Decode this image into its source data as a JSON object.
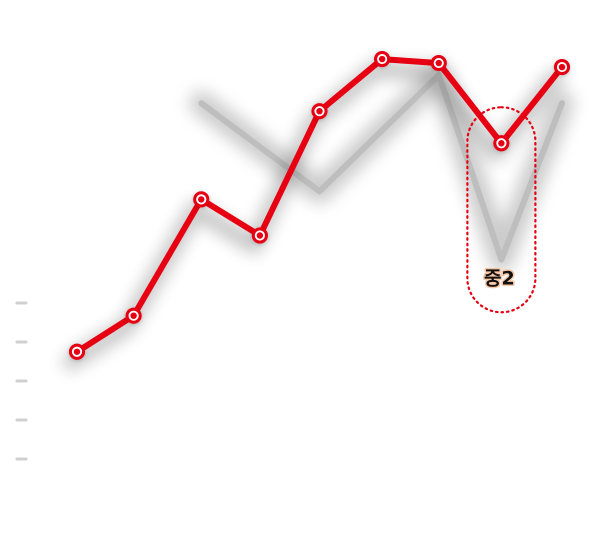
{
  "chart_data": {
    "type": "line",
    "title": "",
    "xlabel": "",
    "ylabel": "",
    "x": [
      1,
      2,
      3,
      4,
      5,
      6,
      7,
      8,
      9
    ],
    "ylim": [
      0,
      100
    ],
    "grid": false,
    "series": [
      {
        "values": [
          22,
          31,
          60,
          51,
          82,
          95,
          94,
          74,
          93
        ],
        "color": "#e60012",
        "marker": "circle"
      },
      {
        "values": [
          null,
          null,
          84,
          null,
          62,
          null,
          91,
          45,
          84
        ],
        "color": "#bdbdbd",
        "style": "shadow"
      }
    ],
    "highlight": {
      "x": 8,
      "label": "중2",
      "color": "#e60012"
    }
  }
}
* * * * * * * * *
The request: Scan the material above and determine how many lines include the word "color"; report only the number.

Answer in full: 3